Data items
..............................

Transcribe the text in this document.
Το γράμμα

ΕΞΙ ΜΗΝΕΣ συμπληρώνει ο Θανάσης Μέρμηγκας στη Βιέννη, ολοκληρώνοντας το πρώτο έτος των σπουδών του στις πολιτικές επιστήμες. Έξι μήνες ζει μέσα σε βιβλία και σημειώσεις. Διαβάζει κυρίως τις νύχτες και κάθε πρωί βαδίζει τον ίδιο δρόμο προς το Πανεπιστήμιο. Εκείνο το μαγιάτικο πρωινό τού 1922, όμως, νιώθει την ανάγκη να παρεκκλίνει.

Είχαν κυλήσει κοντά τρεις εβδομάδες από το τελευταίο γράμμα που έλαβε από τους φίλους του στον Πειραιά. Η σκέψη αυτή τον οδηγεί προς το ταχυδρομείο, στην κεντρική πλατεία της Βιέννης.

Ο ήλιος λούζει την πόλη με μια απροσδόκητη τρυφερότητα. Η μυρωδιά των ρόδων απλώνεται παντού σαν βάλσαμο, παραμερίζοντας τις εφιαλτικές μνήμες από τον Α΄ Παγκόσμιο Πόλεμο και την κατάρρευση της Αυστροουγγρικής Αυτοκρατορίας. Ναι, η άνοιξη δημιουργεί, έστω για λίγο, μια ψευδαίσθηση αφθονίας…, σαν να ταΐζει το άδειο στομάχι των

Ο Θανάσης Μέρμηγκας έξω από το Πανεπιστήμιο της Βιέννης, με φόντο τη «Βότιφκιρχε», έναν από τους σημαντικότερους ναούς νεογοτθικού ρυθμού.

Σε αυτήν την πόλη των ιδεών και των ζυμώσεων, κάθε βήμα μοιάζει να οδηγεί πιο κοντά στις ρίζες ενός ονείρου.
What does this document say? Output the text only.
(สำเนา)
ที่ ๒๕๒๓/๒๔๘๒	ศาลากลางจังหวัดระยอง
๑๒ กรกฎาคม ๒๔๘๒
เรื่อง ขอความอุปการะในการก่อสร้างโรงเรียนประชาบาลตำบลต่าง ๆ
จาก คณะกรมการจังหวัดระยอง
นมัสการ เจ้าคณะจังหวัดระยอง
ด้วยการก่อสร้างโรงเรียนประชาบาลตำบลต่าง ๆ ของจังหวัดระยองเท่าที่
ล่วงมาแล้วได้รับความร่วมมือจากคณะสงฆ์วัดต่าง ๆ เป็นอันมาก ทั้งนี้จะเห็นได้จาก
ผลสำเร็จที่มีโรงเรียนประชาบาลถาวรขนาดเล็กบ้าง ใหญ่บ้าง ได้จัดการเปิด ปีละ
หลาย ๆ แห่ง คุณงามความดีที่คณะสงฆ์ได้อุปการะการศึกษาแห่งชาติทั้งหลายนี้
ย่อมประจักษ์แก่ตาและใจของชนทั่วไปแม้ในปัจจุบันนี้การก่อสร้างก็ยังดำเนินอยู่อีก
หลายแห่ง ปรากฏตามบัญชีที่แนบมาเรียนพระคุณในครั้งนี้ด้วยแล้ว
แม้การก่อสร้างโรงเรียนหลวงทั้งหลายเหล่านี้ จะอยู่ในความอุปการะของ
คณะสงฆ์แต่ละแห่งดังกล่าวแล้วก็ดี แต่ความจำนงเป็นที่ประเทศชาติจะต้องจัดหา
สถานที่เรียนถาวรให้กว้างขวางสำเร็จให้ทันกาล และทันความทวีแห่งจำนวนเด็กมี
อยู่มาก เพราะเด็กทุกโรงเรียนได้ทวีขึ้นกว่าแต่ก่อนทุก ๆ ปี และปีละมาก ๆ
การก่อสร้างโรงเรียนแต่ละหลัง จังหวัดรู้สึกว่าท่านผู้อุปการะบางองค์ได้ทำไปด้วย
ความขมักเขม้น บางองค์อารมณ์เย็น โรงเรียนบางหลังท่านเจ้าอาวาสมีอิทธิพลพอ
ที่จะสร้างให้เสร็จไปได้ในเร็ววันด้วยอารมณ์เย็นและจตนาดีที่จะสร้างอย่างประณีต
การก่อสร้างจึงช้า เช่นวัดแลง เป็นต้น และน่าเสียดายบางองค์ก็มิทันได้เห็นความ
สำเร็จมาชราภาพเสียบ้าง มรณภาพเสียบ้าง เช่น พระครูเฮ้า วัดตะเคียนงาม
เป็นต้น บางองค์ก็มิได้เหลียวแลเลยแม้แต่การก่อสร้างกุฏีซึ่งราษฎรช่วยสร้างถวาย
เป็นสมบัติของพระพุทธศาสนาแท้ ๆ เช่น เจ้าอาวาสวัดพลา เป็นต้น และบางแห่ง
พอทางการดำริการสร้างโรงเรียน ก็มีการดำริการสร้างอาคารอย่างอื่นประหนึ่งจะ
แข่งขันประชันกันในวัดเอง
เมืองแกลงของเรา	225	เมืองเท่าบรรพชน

..............................

§ **WRITTEN TASK**:
Extract the complete data, matching each line exactly.

§ **EXERCISE ANSWER**:
Transcribe the text in this document.
Το γράμμα

ΕΞΙ ΜΗΝΕΣ συμπληρώνει ο Θανάσης Μέρμηγκας στη Βιέννη, ολοκληρώνοντας το πρώτο έτος των σπουδών του στις πολιτικές επιστήμες. Έξι μήνες ζει μέσα σε βιβλία και σημειώσεις. Διαβάζει κυρίως τις νύχτες και κάθε πρωί βαδίζει τον ίδιο δρόμο προς το Πανεπιστήμιο. Εκείνο το μαγιάτικο πρωινό τού 1922, όμως, νιώθει την ανάγκη να παρεκκλίνει.

Είχαν κυλήσει κοντά τρεις εβδομάδες από το τελευταίο γράμμα που έλαβε από τους φίλους του στον Πειραιά. Η σκέψη αυτή τον οδηγεί προς το ταχυδρομείο, στην κεντρική πλατεία της Βιέννης.

Ο ήλιος λούζει την πόλη με μια απροσδόκητη τρυφερότητα. Η μυρωδιά των ρόδων απλώνεται παντού σαν βάλσαμο, παραμερίζοντας τις εφιαλτικές μνήμες από τον Α΄ Παγκόσμιο Πόλεμο και την κατάρρευση της Αυστροουγγρικής Αυτοκρατορίας. Ναι, η άνοιξη δημιουργεί, έστω για λίγο, μια ψευδαίσθηση αφθονίας…, σαν να ταΐζει το άδειο στομάχι των

Ο Θανάσης Μέρμηγκας έξω από το Πανεπιστήμιο της Βιέννης, με φόντο τη «Βότιφκιρχε», έναν από τους σημαντικότερους ναούς νεογοτθικού ρυθμού.

Σε αυτήν την πόλη των ιδεών και των ζυμώσεων, κάθε βήμα μοιάζει να οδηγεί πιο κοντά στις ρίζες ενός ονείρου.
What does this document say? Output the text only.
(สำเนา)
ที่ ๒๕๒๓/๒๔๘๒	ศาลากลางจังหวัดระยอง
๑๒ กรกฎาคม ๒๔๘๒
เรื่อง ขอความอุปการะในการก่อสร้างโรงเรียนประชาบาลตำบลต่าง ๆ
จาก คณะกรมการจังหวัดระยอง
นมัสการ เจ้าคณะจังหวัดระยอง
ด้วยการก่อสร้างโรงเรียนประชาบาลตำบลต่าง ๆ ของจังหวัดระยองเท่าที่
ล่วงมาแล้วได้รับความร่วมมือจากคณะสงฆ์วัดต่าง ๆ เป็นอันมาก ทั้งนี้จะเห็นได้จาก
ผลสำเร็จที่มีโรงเรียนประชาบาลถาวรขนาดเล็กบ้าง ใหญ่บ้าง ได้จัดการเปิด ปีละ
หลาย ๆ แห่ง คุณงามความดีที่คณะสงฆ์ได้อุปการะการศึกษาแห่งชาติทั้งหลายนี้
ย่อมประจักษ์แก่ตาและใจของชนทั่วไปแม้ในปัจจุบันนี้การก่อสร้างก็ยังดำเนินอยู่อีก
หลายแห่ง ปรากฏตามบัญชีที่แนบมาเรียนพระคุณในครั้งนี้ด้วยแล้ว
แม้การก่อสร้างโรงเรียนหลวงทั้งหลายเหล่านี้ จะอยู่ในความอุปการะของ
คณะสงฆ์แต่ละแห่งดังกล่าวแล้วก็ดี แต่ความจำนงเป็นที่ประเทศชาติจะต้องจัดหา
สถานที่เรียนถาวรให้กว้างขวางสำเร็จให้ทันกาล และทันความทวีแห่งจำนวนเด็กมี
อยู่มาก เพราะเด็กทุกโรงเรียนได้ทวีขึ้นกว่าแต่ก่อนทุก ๆ ปี และปีละมาก ๆ
การก่อสร้างโรงเรียนแต่ละหลัง จังหวัดรู้สึกว่าท่านผู้อุปการะบางองค์ได้ทำไปด้วย
ความขมักเขม้น บางองค์อารมณ์เย็น โรงเรียนบางหลังท่านเจ้าอาวาสมีอิทธิพลพอ
ที่จะสร้างให้เสร็จไปได้ในเร็ววันด้วยอารมณ์เย็นและจตนาดีที่จะสร้างอย่างประณีต
การก่อสร้างจึงช้า เช่นวัดแลง เป็นต้น และน่าเสียดายบางองค์ก็มิทันได้เห็นความ
สำเร็จมาชราภาพเสียบ้าง มรณภาพเสียบ้าง เช่น พระครูเฮ้า วัดตะเคียนงาม
เป็นต้น บางองค์ก็มิได้เหลียวแลเลยแม้แต่การก่อสร้างกุฏีซึ่งราษฎรช่วยสร้างถวาย
เป็นสมบัติของพระพุทธศาสนาแท้ ๆ เช่น เจ้าอาวาสวัดพลา เป็นต้น และบางแห่ง
พอทางการดำริการสร้างโรงเรียน ก็มีการดำริการสร้างอาคารอย่างอื่นประหนึ่งจะ
แข่งขันประชันกันในวัดเอง
เมืองแกลงของเรา	225	เมืองเท่าบรรพชน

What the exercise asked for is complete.